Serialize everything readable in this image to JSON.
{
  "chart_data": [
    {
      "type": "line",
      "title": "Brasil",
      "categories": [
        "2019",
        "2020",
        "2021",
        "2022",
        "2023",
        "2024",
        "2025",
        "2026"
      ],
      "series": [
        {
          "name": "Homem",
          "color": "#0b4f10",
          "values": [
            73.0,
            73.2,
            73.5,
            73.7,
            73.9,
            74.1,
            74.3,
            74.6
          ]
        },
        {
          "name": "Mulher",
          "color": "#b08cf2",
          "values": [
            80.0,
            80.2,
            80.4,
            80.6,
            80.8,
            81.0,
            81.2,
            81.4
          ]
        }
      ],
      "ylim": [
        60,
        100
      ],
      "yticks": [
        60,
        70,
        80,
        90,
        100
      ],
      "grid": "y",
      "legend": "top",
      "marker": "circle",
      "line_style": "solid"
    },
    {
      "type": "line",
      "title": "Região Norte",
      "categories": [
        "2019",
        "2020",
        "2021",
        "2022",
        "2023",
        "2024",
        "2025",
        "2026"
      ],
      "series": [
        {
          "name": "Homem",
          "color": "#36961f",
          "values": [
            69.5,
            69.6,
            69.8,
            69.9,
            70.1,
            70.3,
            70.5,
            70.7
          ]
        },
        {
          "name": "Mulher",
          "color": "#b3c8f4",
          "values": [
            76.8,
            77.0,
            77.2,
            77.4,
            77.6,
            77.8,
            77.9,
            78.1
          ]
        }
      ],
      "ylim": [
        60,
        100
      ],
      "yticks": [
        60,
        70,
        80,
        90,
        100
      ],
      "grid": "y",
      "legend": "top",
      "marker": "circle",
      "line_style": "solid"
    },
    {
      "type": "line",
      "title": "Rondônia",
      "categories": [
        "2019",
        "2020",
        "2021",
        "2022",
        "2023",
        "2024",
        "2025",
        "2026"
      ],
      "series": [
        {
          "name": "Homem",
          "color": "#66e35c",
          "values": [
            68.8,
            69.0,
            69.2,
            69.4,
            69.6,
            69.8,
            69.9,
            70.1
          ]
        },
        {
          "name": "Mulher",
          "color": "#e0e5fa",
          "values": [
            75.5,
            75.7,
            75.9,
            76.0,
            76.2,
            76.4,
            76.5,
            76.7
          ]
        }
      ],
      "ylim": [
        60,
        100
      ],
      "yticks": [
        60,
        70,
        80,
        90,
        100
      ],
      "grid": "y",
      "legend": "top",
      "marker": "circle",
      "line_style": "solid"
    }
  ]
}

++++++

* _INSTRUCTIONS FOR THE TASK_
Please quote every record above exactly as it appears.

* _EXERCISE SOLUTION_
Serialize everything readable in this image to JSON.
{
  "chart_data": [
    {
      "type": "line",
      "title": "Brasil",
      "categories": [
        "2019",
        "2020",
        "2021",
        "2022",
        "2023",
        "2024",
        "2025",
        "2026"
      ],
      "series": [
        {
          "name": "Homem",
          "color": "#0b4f10",
          "values": [
            73.0,
            73.2,
            73.5,
            73.7,
            73.9,
            74.1,
            74.3,
            74.6
          ]
        },
        {
          "name": "Mulher",
          "color": "#b08cf2",
          "values": [
            80.0,
            80.2,
            80.4,
            80.6,
            80.8,
            81.0,
            81.2,
            81.4
          ]
        }
      ],
      "ylim": [
        60,
        100
      ],
      "yticks": [
        60,
        70,
        80,
        90,
        100
      ],
      "grid": "y",
      "legend": "top",
      "marker": "circle",
      "line_style": "solid"
    },
    {
      "type": "line",
      "title": "Região Norte",
      "categories": [
        "2019",
        "2020",
        "2021",
        "2022",
        "2023",
        "2024",
        "2025",
        "2026"
      ],
      "series": [
        {
          "name": "Homem",
          "color": "#36961f",
          "values": [
            69.5,
            69.6,
            69.8,
            69.9,
            70.1,
            70.3,
            70.5,
            70.7
          ]
        },
        {
          "name": "Mulher",
          "color": "#b3c8f4",
          "values": [
            76.8,
            77.0,
            77.2,
            77.4,
            77.6,
            77.8,
            77.9,
            78.1
          ]
        }
      ],
      "ylim": [
        60,
        100
      ],
      "yticks": [
        60,
        70,
        80,
        90,
        100
      ],
      "grid": "y",
      "legend": "top",
      "marker": "circle",
      "line_style": "solid"
    },
    {
      "type": "line",
      "title": "Rondônia",
      "categories": [
        "2019",
        "2020",
        "2021",
        "2022",
        "2023",
        "2024",
        "2025",
        "2026"
      ],
      "series": [
        {
          "name": "Homem",
          "color": "#66e35c",
          "values": [
            68.8,
            69.0,
            69.2,
            69.4,
            69.6,
            69.8,
            69.9,
            70.1
          ]
        },
        {
          "name": "Mulher",
          "color": "#e0e5fa",
          "values": [
            75.5,
            75.7,
            75.9,
            76.0,
            76.2,
            76.4,
            76.5,
            76.7
          ]
        }
      ],
      "ylim": [
        60,
        100
      ],
      "yticks": [
        60,
        70,
        80,
        90,
        100
      ],
      "grid": "y",
      "legend": "top",
      "marker": "circle",
      "line_style": "solid"
    }
  ]
}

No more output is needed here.